An online seller seeking to accept checks for payments should establish a mailing address, possibly a post office box, solely for payments if high volume is expected. The seller also should establish a business account with the seller’s local bank.

Newer Payment Types
PayPal and other online payments services offer sellers and buyers in Internet sales transactions the means to make payments through a secure third-party system. Consumers’ bank account or credit card account information is protected. PayPal and other services offer protection to the seller and also offers the buyer fixed insurance for transactions. These systems essentially permit sellers to take payments by credit cards without formally contracting with an association merchant bank. Consumers may feel more secure dealing with a seller they do not know when they do not have to send the seller sensitive personal financial information (credit or debit card number, expiration date, and security code (CID)) over the Internet.

Sellers should consider whether fees for online payment services make economic sense for them. Sellers’ estimates of anticipated volume may help them decide whether to use an online payment service.

Direct Debit
Sellers can also set up online sites to accept an electronic funds transfer from a consumer’s checking account. Federal law – the Electronic Fund Transfer Act – provides special protections for consumers in this context. Direct debits are fast and safe for sellers. Sellers with larger transaction volumes may use an Automated Clearing House to process consumer payments. To accept this type of payment, a seller must establish a business account with a local bank which will perform the transfers, or use a service provider that specializes in Automated Clearing House transfers.

Consumer may be unwilling to pay through an EFT/direct debit when they do not know the seller. Consumers may fear that the Seller or hackers will withdraw more money or commit identity theft. The federal law does not provide as much protection for consumers against unauthorized use as do laws and rules governing payments by credit cards and does not provide any problem purchase protection. Neither the MasterCard nor Visa associations protect these payments because this is a card-less transaction. Direct debit payments may involve a slightly more elaborate payment process than with credit cards. Certain online disclosures are necessary to get the consumer’s consent. Consumers must be holding a paper check to give their check number, bank name and bank routing number.

....

Required tasks:
1. What three pieces of sensitive financial information does the online payment text say consumers may not want to send a seller over the Internet?
2. In the online payment text, which federal law provides special protections for consumers who pay by electronic funds transfer?
3. Does each statement agree with the online payment text? (a) Direct debits are slow for sellers. (b) MasterCard and Visa protect direct debit payments. (c) PayPal and other services offer the buyer fixed insurance for transactions.
The listing that comes next is separate material and has no connection to the online payment text.

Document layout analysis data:
....

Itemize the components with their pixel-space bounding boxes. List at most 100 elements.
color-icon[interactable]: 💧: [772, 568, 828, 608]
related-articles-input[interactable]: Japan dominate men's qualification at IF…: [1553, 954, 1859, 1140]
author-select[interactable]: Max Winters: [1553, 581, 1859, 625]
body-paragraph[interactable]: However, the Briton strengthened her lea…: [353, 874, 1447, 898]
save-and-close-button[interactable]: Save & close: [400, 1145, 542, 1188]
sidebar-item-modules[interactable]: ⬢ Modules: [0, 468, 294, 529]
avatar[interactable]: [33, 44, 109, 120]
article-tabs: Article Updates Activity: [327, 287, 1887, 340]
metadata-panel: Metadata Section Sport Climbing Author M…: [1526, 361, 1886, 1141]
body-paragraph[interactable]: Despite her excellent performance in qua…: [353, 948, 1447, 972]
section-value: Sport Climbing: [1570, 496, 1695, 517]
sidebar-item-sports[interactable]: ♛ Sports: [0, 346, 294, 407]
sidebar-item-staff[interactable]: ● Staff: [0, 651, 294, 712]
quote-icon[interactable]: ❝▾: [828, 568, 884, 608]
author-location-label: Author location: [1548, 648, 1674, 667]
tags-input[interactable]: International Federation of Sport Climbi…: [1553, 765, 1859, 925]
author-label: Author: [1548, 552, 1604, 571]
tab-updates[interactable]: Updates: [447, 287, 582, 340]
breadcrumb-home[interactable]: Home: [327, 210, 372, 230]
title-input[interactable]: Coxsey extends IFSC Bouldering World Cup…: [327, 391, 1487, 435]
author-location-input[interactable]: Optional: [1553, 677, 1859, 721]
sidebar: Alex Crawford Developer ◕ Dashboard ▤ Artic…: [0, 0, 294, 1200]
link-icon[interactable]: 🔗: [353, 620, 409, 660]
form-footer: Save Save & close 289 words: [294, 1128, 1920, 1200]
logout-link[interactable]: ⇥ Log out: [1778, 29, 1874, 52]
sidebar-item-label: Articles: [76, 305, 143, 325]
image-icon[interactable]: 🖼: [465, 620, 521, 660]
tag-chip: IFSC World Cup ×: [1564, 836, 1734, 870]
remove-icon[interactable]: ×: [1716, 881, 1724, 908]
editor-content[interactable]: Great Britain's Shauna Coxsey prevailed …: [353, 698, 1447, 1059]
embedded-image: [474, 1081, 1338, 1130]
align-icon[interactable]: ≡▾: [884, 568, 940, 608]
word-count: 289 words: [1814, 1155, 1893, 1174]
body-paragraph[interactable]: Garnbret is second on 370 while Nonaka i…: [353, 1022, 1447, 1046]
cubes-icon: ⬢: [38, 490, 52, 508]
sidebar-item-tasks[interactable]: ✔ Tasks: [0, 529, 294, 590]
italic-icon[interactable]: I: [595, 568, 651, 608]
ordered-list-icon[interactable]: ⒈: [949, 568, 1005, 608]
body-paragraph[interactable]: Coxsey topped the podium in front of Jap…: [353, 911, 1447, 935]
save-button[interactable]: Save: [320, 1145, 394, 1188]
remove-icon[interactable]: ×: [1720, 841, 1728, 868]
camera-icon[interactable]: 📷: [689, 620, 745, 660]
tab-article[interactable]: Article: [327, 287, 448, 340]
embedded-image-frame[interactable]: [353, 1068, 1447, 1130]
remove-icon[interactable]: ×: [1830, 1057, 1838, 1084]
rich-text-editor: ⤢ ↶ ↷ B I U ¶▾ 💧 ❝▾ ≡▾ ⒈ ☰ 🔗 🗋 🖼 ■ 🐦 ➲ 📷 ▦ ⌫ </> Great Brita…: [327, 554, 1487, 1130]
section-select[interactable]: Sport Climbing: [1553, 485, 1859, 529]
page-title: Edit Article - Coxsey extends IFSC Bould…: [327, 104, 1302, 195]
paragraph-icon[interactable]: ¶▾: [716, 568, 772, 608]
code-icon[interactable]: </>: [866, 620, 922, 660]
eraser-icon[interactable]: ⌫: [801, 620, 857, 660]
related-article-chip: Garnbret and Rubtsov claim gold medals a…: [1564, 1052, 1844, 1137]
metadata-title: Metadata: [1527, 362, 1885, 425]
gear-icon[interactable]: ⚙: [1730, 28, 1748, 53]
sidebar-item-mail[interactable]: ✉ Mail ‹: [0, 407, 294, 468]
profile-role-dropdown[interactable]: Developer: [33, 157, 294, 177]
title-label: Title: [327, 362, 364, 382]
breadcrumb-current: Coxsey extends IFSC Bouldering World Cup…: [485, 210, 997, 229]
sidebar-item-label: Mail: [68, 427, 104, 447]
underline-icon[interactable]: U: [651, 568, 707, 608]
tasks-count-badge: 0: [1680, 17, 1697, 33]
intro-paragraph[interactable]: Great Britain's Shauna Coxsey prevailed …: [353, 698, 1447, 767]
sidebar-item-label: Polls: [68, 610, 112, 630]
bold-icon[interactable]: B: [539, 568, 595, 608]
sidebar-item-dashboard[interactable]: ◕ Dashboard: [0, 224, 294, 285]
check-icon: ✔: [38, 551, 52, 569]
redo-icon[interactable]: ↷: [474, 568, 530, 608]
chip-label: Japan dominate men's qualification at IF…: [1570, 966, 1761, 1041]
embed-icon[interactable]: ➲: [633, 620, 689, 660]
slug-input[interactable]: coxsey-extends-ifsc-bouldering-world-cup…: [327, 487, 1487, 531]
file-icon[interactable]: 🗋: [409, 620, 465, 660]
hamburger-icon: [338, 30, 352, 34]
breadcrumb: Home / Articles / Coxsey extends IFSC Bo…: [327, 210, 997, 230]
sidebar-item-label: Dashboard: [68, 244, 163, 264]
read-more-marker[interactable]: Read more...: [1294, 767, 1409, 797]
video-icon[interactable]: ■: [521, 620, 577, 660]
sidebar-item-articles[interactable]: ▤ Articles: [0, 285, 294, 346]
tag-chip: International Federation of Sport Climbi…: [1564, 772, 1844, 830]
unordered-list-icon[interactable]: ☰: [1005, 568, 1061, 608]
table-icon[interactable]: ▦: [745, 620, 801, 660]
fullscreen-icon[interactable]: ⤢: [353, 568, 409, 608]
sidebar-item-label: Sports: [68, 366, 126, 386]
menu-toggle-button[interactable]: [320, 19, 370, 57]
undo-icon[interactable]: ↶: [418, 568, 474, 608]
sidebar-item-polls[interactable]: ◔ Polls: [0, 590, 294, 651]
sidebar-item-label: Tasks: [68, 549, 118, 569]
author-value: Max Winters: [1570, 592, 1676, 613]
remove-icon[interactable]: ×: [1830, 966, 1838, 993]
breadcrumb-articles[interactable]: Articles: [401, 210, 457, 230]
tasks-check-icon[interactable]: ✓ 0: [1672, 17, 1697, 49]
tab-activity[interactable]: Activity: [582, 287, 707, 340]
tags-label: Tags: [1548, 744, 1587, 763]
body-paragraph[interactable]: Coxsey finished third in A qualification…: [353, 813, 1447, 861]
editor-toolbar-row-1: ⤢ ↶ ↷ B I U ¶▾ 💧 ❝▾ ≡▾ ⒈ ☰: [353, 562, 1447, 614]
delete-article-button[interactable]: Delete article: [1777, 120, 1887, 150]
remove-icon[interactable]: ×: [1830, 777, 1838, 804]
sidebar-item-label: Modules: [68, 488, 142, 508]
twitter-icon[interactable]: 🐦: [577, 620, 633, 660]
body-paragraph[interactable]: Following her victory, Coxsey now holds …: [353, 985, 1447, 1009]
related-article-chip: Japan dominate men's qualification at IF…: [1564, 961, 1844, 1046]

....

Answers in order:
1. Credit or debit card number, expiration date, and security code (CID).

2. The Electronic Fund Transfer Act.

3.
(a) No: "Direct debits are fast and safe for sellers."
(b) No: "Neither the MasterCard nor Visa associations protect these payments because this is a card-less transaction."
(c) Yes: "also offers the buyer fixed insurance for transactions."